▶ Task goal: Transcribe the entries exactly; images are not part of the copy.
-------- Data records --------
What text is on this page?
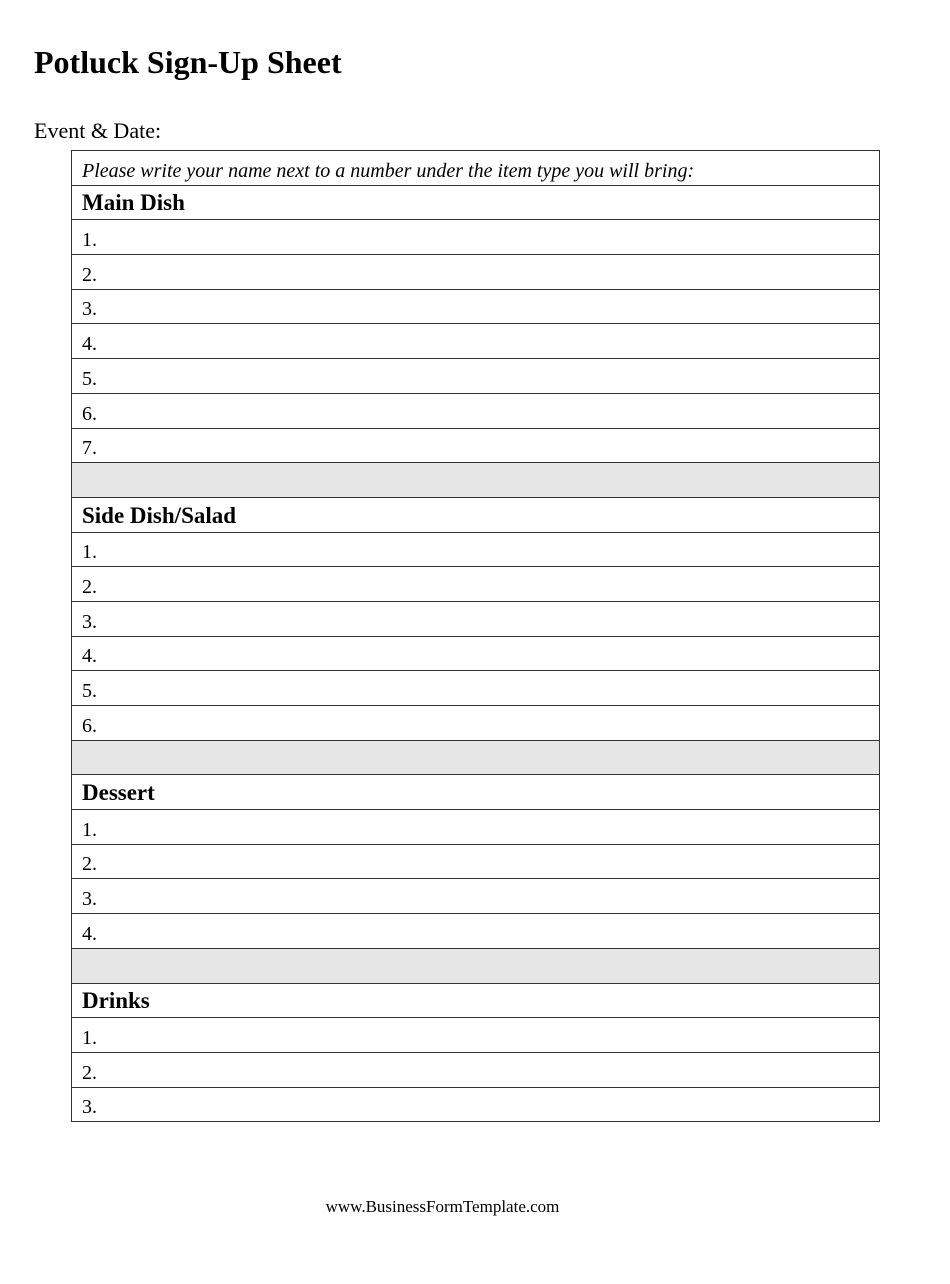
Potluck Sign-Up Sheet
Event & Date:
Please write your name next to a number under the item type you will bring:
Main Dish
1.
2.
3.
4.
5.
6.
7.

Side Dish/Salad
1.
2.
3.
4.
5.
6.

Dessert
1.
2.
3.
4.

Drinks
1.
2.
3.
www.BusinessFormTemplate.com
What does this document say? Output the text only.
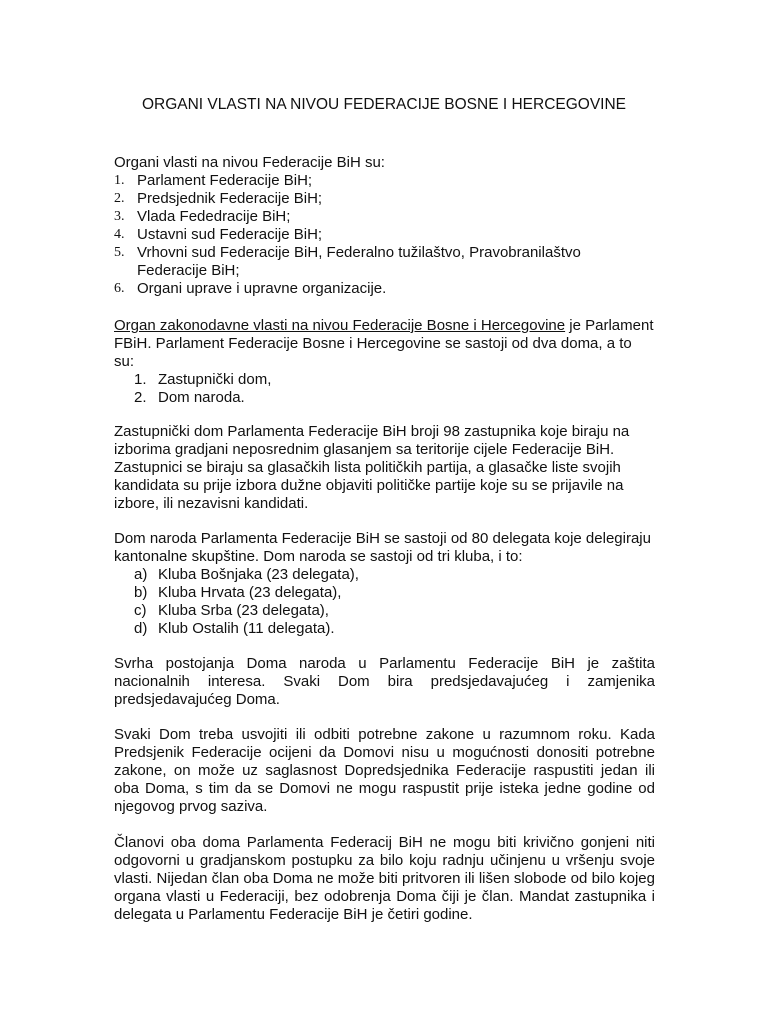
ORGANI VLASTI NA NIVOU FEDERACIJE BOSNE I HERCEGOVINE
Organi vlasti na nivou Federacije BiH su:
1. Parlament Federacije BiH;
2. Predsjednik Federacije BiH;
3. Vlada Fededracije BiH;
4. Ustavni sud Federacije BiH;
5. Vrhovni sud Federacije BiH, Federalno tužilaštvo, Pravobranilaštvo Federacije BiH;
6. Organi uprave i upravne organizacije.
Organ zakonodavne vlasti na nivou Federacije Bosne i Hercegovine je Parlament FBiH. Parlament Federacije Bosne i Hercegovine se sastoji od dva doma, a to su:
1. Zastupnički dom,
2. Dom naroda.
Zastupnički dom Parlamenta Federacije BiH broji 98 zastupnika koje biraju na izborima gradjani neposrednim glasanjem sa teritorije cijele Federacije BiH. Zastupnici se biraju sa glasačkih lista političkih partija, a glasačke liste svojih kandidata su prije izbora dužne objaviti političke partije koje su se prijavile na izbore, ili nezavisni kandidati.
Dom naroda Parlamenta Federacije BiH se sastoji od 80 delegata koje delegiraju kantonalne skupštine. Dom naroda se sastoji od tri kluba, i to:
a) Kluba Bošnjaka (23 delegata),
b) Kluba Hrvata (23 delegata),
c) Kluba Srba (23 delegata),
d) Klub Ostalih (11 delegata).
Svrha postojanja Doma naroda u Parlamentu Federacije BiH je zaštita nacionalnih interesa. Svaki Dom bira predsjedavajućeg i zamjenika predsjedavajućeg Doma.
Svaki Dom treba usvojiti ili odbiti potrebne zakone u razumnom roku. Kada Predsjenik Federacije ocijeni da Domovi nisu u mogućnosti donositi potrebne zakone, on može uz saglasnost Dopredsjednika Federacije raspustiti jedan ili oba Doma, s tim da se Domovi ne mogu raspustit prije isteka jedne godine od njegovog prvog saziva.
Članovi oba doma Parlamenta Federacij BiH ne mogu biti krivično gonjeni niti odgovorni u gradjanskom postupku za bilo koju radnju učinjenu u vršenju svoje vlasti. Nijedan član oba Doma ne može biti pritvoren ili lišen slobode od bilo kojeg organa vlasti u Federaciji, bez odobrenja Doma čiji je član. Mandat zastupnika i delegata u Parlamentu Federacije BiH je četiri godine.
--------
▶ Answer to this problem:
What text is on this page?
Potluck Sign-Up Sheet
Event & Date:
Please write your name next to a number under the item type you will bring:
Main Dish
1.
2.
3.
4.
5.
6.
7.

Side Dish/Salad
1.
2.
3.
4.
5.
6.

Dessert
1.
2.
3.
4.

Drinks
1.
2.
3.
www.BusinessFormTemplate.com
What does this document say? Output the text only.
ORGANI VLASTI NA NIVOU FEDERACIJE BOSNE I HERCEGOVINE
Organi vlasti na nivou Federacije BiH su:
1. Parlament Federacije BiH;
2. Predsjednik Federacije BiH;
3. Vlada Fededracije BiH;
4. Ustavni sud Federacije BiH;
5. Vrhovni sud Federacije BiH, Federalno tužilaštvo, Pravobranilaštvo Federacije BiH;
6. Organi uprave i upravne organizacije.
Organ zakonodavne vlasti na nivou Federacije Bosne i Hercegovine je Parlament FBiH. Parlament Federacije Bosne i Hercegovine se sastoji od dva doma, a to su:
1. Zastupnički dom,
2. Dom naroda.
Zastupnički dom Parlamenta Federacije BiH broji 98 zastupnika koje biraju na izborima gradjani neposrednim glasanjem sa teritorije cijele Federacije BiH. Zastupnici se biraju sa glasačkih lista političkih partija, a glasačke liste svojih kandidata su prije izbora dužne objaviti političke partije koje su se prijavile na izbore, ili nezavisni kandidati.
Dom naroda Parlamenta Federacije BiH se sastoji od 80 delegata koje delegiraju kantonalne skupštine. Dom naroda se sastoji od tri kluba, i to:
a) Kluba Bošnjaka (23 delegata),
b) Kluba Hrvata (23 delegata),
c) Kluba Srba (23 delegata),
d) Klub Ostalih (11 delegata).
Svrha postojanja Doma naroda u Parlamentu Federacije BiH je zaštita nacionalnih interesa. Svaki Dom bira predsjedavajućeg i zamjenika predsjedavajućeg Doma.
Svaki Dom treba usvojiti ili odbiti potrebne zakone u razumnom roku. Kada Predsjenik Federacije ocijeni da Domovi nisu u mogućnosti donositi potrebne zakone, on može uz saglasnost Dopredsjednika Federacije raspustiti jedan ili oba Doma, s tim da se Domovi ne mogu raspustit prije isteka jedne godine od njegovog prvog saziva.
Članovi oba doma Parlamenta Federacij BiH ne mogu biti krivično gonjeni niti odgovorni u gradjanskom postupku za bilo koju radnju učinjenu u vršenju svoje vlasti. Nijedan član oba Doma ne može biti pritvoren ili lišen slobode od bilo kojeg organa vlasti u Federaciji, bez odobrenja Doma čiji je član. Mandat zastupnika i delegata u Parlamentu Federacije BiH je četiri godine.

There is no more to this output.